Available records:

━━━━━━━━

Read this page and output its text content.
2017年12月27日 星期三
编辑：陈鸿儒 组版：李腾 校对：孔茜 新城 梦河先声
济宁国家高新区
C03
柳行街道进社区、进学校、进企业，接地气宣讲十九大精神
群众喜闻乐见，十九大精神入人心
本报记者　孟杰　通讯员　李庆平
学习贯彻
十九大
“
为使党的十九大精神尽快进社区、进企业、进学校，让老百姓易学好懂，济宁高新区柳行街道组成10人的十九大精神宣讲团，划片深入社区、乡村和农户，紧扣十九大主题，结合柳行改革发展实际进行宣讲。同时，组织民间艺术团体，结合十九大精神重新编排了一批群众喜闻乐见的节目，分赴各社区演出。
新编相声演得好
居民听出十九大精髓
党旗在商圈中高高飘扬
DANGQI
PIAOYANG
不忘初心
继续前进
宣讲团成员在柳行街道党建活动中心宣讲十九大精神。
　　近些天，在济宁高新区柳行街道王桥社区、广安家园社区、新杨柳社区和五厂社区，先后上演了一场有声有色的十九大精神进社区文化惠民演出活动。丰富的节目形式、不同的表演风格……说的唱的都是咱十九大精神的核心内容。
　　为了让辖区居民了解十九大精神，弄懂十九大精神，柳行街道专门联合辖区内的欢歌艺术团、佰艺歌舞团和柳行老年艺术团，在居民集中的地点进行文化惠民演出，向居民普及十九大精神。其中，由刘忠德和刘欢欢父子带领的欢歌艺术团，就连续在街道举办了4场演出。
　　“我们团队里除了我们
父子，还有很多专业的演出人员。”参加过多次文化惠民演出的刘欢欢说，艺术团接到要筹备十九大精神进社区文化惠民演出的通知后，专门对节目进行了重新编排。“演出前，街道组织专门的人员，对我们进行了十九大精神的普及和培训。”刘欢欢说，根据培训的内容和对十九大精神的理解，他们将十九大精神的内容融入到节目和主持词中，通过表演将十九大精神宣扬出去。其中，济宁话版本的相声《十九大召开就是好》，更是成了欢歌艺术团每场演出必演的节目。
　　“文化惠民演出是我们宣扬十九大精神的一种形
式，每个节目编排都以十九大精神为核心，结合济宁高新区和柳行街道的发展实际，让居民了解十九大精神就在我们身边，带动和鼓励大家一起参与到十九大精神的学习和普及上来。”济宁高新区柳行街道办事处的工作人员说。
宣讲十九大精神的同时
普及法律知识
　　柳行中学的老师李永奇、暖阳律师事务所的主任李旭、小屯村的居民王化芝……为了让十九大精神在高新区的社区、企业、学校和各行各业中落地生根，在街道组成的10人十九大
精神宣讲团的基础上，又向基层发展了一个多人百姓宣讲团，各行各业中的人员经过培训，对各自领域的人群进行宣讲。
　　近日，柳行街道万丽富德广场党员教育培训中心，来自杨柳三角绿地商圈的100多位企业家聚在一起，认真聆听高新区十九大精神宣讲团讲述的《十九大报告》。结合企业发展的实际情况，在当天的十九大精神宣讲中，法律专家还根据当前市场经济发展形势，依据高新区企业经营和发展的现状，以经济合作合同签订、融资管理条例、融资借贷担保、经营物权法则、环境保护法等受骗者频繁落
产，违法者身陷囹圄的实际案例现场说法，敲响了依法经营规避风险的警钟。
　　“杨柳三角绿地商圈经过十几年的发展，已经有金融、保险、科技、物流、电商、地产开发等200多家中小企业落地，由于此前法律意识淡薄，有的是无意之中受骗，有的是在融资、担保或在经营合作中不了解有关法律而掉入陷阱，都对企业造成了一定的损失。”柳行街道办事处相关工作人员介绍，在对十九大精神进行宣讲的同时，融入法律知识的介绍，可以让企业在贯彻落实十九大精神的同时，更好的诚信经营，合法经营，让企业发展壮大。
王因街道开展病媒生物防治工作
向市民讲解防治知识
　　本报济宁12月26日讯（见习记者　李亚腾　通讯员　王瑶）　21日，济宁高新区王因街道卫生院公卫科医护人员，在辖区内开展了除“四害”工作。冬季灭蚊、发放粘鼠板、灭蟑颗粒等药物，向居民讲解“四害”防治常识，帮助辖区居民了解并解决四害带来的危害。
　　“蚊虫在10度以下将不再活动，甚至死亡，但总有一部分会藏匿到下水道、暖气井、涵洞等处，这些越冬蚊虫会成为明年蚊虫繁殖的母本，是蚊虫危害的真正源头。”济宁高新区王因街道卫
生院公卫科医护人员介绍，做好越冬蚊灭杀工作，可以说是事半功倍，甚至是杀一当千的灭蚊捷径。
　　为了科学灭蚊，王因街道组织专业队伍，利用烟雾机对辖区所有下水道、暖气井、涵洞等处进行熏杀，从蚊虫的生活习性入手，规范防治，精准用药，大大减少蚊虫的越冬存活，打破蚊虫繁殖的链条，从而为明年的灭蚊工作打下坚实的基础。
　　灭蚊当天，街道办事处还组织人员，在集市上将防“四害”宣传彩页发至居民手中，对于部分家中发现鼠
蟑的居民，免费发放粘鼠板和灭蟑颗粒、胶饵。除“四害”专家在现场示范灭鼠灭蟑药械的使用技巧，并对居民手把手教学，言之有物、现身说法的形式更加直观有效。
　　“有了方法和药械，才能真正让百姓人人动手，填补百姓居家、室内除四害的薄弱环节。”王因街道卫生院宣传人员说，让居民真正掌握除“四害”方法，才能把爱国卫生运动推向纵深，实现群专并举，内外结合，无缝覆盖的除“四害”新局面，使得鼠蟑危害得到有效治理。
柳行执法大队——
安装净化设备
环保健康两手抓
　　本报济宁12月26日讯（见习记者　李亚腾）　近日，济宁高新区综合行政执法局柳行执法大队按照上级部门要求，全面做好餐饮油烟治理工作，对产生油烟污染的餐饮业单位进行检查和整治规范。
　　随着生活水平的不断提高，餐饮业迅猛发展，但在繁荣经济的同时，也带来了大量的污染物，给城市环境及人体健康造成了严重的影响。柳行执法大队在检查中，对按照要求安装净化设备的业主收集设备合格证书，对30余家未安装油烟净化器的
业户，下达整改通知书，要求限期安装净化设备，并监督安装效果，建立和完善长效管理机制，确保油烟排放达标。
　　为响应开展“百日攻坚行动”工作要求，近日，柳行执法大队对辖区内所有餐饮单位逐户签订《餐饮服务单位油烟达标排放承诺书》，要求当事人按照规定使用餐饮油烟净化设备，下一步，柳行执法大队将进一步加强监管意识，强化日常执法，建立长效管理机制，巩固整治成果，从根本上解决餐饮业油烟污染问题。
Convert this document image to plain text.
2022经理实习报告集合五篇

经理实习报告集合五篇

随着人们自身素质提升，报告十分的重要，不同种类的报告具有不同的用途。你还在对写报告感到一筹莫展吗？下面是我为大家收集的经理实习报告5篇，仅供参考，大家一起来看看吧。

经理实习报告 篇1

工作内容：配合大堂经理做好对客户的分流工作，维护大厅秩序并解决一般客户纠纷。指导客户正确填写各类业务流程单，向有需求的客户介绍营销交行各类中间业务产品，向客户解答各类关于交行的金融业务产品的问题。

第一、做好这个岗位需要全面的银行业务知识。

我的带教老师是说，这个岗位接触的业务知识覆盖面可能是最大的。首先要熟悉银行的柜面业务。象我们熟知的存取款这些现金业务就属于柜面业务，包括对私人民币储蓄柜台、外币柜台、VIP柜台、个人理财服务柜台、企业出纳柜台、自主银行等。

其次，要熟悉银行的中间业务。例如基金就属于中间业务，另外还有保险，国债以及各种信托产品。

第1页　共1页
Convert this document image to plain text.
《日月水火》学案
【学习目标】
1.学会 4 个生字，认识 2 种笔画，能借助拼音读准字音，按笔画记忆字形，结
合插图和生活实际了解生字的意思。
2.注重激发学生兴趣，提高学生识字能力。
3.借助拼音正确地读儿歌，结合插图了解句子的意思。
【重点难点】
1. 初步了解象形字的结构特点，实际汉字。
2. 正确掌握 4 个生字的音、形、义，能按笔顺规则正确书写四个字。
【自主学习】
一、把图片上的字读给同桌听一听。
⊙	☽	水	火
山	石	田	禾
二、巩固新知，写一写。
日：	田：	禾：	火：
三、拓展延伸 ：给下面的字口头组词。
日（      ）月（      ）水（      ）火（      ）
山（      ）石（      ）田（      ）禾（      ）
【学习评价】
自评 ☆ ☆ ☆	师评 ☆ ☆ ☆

━━━━━━━━

Aim of the task:
Track down every line holding the string "见习记者" and copy it.

Response to this exercise:
　　本报济宁12月26日讯（见习记者　李亚腾　通讯员　王瑶）　21日，济宁高新区王因街道卫生院公卫科医护人员，在辖区内开展了除“四害”工作。冬季灭蚊、发放粘鼠板、灭蟑颗粒等药物，向居民讲解“四害”防治常识，帮助辖区居民了解并解决四害带来的危害。
　　本报济宁12月26日讯（见习记者　李亚腾）　近日，济宁高新区综合行政执法局柳行执法大队按照上级部门要求，全面做好餐饮油烟治理工作，对产生油烟污染的餐饮业单位进行检查和整治规范。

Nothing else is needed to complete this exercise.